**Supplied passage:**
================================

Financial Times Deutschland:
  • German banks shed about a third of the Greek debt they held in May 2010, perhaps reducing their role in negotiations on a second bailout for Greece. German banks in January and February held more than 10.3 billion euros in Greek bonds, compared with about 16 billion euros in April 2010. The numbers appear to contradict figures from the Bank for International Settlements.
Commercial Times:
  • Taiwan plans to ban some telecommunications equipment imports from China because of national security concerns.
Shanghai Securities News:
  • China's small- and medium-sized companies may face the worst cash shortage since the 2008 financial crisis, citing a report from All-China Federation of Industry & Commerce. Cash, labor and power shortages as well as high costs and taxes are making it difficult for the enterprises to survive.
Evening Recommendations
William Blair:
  • Rated (MMM) Outperform, target $110.
  • Rated (ABB) Outperform, target $31.
  • Rated (TYC) Outperform, target $59.
Night Trading
  • Asian equity indices are -1.0% to unch. on average.
  • Asia Ex-Japan Investment Grade CDS Index 113.0 +3.0 basis points.
  • Asia Pacific Sovereign CDS Index 116.0 +1.0 basis point.
  • S&P 500 futures +.13%.
  • NASDAQ 100 futures +.13%.
Morning Preview Links

Earnings of Note
Company/Estimate
  • (SJM)/.99
  • (MTN)/2.17
  • (TITN)//.22
  • (BF/B)/.64
  • (NSM)/.27
Economic Releases
8:30 am EST
  • Initial Jobless Claims for last week are estimated to fall to 419K versus 422K the prior week.

================================

**Extracted data:**
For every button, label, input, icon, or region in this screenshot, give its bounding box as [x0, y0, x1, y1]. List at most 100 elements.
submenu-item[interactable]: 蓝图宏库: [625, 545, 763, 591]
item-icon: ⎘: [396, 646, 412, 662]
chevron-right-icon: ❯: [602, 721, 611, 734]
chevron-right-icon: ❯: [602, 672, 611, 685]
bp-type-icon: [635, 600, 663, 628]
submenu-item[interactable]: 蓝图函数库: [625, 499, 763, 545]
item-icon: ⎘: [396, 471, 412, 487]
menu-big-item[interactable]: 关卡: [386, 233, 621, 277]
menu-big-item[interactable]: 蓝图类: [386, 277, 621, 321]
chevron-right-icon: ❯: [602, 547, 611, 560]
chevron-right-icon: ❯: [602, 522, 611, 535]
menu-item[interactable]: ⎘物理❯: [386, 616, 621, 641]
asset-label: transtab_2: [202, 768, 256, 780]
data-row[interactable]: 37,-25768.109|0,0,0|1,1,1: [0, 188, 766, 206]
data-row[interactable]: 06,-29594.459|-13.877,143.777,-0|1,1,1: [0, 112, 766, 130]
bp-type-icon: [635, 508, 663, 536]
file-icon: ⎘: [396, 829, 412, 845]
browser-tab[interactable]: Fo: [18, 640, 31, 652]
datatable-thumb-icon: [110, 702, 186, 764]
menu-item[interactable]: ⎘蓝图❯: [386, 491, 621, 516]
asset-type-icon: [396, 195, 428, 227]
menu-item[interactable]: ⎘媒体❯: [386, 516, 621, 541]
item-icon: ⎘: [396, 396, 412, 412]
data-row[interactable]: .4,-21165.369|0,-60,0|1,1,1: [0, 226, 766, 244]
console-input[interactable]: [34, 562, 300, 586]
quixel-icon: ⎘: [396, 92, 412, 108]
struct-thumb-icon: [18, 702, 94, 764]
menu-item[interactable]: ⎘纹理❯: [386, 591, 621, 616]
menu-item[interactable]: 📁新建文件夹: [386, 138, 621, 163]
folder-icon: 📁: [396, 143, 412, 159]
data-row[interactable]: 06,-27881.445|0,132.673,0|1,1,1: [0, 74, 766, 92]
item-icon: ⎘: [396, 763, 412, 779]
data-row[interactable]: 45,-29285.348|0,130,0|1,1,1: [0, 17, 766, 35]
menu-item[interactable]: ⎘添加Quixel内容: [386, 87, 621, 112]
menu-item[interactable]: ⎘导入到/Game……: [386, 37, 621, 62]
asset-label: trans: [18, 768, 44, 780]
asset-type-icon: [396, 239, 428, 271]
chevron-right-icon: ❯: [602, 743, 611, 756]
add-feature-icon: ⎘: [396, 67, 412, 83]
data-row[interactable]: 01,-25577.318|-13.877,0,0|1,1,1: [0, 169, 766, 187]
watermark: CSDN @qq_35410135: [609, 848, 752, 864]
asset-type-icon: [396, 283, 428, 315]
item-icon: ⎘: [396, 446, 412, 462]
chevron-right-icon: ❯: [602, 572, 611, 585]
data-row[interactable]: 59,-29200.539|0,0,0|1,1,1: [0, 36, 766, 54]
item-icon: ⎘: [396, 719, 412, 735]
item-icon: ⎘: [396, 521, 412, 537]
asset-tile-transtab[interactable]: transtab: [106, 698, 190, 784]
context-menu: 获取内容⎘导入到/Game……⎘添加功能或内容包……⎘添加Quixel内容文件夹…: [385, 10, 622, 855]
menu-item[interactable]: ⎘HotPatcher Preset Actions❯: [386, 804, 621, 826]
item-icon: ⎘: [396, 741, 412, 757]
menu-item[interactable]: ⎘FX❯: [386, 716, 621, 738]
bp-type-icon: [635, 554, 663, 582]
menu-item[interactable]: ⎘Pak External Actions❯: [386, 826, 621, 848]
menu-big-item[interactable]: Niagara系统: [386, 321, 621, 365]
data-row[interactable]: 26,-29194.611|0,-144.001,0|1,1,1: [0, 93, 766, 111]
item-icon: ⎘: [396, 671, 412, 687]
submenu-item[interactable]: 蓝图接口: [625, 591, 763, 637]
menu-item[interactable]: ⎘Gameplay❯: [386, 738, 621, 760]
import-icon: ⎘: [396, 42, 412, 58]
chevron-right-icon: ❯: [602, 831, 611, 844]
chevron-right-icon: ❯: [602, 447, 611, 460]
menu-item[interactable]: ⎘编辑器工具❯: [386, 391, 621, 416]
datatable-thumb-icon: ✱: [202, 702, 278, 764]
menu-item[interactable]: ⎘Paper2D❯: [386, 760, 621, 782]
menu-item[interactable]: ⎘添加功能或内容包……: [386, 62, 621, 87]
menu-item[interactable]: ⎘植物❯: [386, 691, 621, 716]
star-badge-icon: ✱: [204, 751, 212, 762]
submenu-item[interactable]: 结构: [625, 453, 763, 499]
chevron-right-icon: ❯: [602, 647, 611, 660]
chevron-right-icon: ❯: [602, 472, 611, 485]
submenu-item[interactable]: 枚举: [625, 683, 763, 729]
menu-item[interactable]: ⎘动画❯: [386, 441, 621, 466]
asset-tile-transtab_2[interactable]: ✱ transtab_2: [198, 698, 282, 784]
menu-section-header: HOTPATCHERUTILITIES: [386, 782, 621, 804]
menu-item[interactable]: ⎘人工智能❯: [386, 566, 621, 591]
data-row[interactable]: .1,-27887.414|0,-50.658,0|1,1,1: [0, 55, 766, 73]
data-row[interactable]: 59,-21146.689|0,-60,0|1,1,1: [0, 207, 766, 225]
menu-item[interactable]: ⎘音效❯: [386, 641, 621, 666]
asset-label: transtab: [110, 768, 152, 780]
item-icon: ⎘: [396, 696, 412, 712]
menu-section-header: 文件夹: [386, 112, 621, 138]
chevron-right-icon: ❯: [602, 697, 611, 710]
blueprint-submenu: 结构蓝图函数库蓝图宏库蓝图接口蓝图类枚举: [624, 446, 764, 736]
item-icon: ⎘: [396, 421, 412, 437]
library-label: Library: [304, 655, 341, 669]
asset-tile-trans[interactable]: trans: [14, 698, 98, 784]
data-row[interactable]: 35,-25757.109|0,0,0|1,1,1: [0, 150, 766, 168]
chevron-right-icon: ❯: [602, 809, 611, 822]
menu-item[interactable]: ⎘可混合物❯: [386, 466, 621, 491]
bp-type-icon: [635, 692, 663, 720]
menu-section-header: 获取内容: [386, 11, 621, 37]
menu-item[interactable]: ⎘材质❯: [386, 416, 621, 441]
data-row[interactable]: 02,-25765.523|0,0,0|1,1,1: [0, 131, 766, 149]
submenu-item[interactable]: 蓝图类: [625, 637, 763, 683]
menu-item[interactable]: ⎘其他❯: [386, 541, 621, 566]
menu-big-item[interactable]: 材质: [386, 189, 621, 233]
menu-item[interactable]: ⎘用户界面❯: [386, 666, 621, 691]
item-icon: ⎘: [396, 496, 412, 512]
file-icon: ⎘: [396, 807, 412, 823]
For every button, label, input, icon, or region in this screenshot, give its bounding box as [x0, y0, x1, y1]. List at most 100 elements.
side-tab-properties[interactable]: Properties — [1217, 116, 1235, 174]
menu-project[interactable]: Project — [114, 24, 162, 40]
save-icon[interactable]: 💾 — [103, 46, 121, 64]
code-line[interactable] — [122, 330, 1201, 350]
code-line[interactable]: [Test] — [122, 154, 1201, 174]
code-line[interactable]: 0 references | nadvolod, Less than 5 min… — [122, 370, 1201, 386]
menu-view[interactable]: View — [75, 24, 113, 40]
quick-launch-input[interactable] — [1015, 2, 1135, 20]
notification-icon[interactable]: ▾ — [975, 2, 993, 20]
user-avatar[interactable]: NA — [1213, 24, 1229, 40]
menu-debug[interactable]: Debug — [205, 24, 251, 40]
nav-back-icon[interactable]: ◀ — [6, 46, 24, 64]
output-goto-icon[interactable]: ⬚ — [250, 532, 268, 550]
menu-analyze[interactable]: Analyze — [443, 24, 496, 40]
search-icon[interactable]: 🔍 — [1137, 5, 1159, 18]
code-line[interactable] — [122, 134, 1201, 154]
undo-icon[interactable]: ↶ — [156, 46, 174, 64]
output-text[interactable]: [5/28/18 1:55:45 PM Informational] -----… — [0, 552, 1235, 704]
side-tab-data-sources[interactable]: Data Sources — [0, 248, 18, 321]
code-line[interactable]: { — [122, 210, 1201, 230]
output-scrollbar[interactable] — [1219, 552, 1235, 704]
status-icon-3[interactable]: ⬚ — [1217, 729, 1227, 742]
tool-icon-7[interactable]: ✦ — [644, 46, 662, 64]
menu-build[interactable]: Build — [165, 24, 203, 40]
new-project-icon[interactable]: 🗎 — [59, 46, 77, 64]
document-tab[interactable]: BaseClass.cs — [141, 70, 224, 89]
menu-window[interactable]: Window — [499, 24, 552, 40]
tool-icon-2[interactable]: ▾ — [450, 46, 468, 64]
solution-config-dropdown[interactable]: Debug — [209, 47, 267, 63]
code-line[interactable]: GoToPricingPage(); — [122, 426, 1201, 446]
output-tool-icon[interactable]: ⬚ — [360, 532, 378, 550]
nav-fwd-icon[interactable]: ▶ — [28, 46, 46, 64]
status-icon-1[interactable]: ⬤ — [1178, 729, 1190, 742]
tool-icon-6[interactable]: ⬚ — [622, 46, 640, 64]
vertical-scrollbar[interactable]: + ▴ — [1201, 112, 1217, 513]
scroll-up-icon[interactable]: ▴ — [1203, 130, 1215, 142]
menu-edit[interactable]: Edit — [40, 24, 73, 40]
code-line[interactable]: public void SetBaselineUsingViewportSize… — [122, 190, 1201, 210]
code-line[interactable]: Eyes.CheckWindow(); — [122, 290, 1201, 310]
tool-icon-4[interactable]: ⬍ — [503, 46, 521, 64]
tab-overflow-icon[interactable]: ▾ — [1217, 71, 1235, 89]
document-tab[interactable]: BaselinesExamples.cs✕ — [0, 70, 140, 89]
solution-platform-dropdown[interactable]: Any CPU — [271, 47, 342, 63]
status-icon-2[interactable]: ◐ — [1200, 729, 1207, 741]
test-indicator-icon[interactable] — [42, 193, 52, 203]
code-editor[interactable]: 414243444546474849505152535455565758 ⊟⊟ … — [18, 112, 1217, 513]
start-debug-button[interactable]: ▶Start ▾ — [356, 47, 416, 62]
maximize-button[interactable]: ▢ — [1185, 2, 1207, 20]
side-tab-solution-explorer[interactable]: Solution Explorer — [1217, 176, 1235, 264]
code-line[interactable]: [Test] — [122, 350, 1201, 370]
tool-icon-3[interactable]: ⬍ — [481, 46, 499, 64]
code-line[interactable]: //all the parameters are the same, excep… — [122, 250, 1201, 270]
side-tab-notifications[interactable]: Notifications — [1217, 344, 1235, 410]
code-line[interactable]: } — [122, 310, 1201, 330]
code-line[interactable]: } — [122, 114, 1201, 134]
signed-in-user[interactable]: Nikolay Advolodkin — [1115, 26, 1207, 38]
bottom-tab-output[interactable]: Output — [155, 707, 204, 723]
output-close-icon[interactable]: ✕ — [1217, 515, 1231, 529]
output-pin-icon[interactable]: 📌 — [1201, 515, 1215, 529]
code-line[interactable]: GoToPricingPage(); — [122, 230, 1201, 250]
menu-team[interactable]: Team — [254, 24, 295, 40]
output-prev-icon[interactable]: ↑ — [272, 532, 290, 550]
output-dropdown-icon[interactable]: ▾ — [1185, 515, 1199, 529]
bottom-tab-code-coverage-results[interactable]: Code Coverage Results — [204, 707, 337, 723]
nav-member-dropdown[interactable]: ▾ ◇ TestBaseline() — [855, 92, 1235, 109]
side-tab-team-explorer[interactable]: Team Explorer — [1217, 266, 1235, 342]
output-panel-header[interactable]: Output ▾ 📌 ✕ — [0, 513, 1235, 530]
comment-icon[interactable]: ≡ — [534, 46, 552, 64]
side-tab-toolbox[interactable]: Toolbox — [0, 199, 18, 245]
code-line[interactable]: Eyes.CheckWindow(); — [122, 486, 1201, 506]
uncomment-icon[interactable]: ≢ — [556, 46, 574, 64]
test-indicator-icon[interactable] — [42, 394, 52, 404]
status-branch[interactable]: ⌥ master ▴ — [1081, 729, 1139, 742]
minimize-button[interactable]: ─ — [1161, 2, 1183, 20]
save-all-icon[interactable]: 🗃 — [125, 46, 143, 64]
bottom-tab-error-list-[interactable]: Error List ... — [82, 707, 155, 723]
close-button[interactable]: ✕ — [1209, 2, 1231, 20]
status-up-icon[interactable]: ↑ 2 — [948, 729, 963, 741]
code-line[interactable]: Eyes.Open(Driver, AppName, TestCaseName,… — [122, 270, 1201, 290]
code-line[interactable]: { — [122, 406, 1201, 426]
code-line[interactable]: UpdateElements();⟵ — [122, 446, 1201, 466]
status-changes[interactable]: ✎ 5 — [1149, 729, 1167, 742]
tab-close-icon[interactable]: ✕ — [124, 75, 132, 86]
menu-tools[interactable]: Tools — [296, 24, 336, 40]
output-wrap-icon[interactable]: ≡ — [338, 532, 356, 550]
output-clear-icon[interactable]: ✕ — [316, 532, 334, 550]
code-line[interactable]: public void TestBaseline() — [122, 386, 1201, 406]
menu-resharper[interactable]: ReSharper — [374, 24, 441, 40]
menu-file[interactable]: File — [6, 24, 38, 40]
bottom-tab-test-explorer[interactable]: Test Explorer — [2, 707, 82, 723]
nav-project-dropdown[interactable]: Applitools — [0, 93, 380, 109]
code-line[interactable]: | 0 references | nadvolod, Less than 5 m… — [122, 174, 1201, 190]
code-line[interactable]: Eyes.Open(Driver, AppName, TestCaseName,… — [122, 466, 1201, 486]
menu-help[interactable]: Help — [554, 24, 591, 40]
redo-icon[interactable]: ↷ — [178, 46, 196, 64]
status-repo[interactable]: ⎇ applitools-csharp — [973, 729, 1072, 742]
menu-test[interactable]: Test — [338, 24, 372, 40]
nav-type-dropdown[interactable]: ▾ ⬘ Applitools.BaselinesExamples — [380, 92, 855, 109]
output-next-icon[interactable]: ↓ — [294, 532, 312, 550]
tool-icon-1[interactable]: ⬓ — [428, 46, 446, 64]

================================

**Task instructions:** Please repeat, word for word, the part of the market briefing that opens with the words containing "Evening Recommendations" and closes with "116.0 +1.0 basis point.". The rows have nothing to do with the market briefing.

**Written solution:**
Evening Recommendations
William Blair:
  • Rated (MMM) Outperform, target $110.
  • Rated (ABB) Outperform, target $31.
  • Rated (TYC) Outperform, target $59.
Night Trading
  • Asian equity indices are -1.0% to unch. on average.
  • Asia Ex-Japan Investment Grade CDS Index 113.0 +3.0 basis points.
  • Asia Pacific Sovereign CDS Index 116.0 +1.0 basis point.